Task » Search the material for "oraz" and show all lines that contain it.

Input records »
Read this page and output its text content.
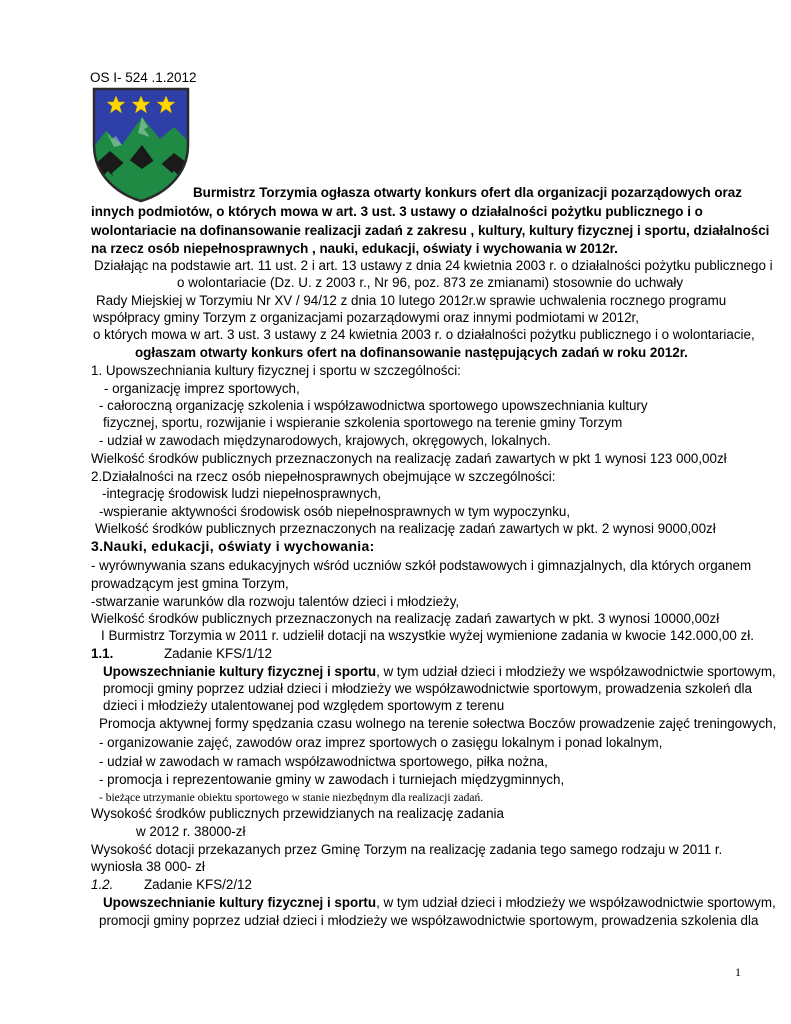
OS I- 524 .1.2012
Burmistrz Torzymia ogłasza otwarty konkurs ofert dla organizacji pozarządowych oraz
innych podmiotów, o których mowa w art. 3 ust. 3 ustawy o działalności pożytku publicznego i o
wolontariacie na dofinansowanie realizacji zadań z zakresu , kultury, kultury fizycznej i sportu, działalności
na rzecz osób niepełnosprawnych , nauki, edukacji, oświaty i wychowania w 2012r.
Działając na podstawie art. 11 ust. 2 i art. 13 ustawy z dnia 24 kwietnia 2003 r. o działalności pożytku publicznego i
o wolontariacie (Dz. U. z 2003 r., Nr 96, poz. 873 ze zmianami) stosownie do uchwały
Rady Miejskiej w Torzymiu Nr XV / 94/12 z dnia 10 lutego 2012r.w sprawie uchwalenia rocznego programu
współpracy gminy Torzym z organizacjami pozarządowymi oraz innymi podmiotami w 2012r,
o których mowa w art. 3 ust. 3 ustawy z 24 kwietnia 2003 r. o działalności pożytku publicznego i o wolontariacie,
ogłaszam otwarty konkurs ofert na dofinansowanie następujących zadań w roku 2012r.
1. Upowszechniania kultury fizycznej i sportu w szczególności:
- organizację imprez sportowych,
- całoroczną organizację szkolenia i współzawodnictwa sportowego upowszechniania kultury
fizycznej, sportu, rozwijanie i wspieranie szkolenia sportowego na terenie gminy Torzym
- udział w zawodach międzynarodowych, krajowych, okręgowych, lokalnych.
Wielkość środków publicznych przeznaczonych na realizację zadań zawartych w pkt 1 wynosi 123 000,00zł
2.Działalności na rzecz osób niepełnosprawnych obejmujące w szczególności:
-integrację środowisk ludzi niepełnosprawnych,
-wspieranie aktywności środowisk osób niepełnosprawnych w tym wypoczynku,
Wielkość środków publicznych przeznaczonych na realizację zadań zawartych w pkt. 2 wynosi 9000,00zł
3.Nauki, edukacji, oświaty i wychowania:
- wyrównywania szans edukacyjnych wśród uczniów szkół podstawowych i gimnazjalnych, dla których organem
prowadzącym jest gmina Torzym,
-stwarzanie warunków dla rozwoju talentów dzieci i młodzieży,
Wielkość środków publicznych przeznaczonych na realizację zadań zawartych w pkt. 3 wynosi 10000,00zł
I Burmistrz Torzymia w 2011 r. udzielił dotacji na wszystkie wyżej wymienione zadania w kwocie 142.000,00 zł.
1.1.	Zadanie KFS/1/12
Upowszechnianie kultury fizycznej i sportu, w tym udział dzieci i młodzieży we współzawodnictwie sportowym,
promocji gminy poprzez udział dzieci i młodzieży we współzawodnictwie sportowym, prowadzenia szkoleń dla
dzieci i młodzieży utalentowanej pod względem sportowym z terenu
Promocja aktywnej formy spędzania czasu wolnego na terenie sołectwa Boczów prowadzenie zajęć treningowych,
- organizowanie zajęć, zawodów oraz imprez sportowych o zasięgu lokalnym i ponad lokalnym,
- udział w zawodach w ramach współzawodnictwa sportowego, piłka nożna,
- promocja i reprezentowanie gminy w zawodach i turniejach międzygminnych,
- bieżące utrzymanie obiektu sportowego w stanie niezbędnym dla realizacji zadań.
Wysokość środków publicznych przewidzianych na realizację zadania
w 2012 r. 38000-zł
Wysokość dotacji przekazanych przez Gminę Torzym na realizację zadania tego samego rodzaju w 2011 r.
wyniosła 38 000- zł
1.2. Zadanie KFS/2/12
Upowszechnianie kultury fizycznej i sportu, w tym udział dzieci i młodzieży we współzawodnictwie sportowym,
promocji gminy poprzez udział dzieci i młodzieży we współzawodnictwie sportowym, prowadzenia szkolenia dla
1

Exercise solution »
Burmistrz Torzymia ogłasza otwarty konkurs ofert dla organizacji pozarządowych oraz
współpracy gminy Torzym z organizacjami pozarządowymi oraz innymi podmiotami w 2012r,
- organizowanie zajęć, zawodów oraz imprez sportowych o zasięgu lokalnym i ponad lokalnym,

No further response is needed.